### DATA FOR THIS TASK
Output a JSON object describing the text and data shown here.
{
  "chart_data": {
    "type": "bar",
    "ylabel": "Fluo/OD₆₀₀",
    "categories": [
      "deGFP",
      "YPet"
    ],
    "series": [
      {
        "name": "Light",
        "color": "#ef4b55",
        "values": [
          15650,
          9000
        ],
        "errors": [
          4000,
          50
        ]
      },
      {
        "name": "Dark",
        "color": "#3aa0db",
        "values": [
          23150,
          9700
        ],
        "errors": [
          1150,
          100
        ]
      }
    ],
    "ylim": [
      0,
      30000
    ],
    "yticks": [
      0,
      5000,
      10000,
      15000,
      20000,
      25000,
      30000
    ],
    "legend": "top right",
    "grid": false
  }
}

### WHAT YOU ARE ASKED TO DO
Write out every line from the records above, word for word.

### RESULT FOR THIS TASK
Output a JSON object describing the text and data shown here.
{
  "chart_data": {
    "type": "bar",
    "ylabel": "Fluo/OD₆₀₀",
    "categories": [
      "deGFP",
      "YPet"
    ],
    "series": [
      {
        "name": "Light",
        "color": "#ef4b55",
        "values": [
          15650,
          9000
        ],
        "errors": [
          4000,
          50
        ]
      },
      {
        "name": "Dark",
        "color": "#3aa0db",
        "values": [
          23150,
          9700
        ],
        "errors": [
          1150,
          100
        ]
      }
    ],
    "ylim": [
      0,
      30000
    ],
    "yticks": [
      0,
      5000,
      10000,
      15000,
      20000,
      25000,
      30000
    ],
    "legend": "top right",
    "grid": false
  }
}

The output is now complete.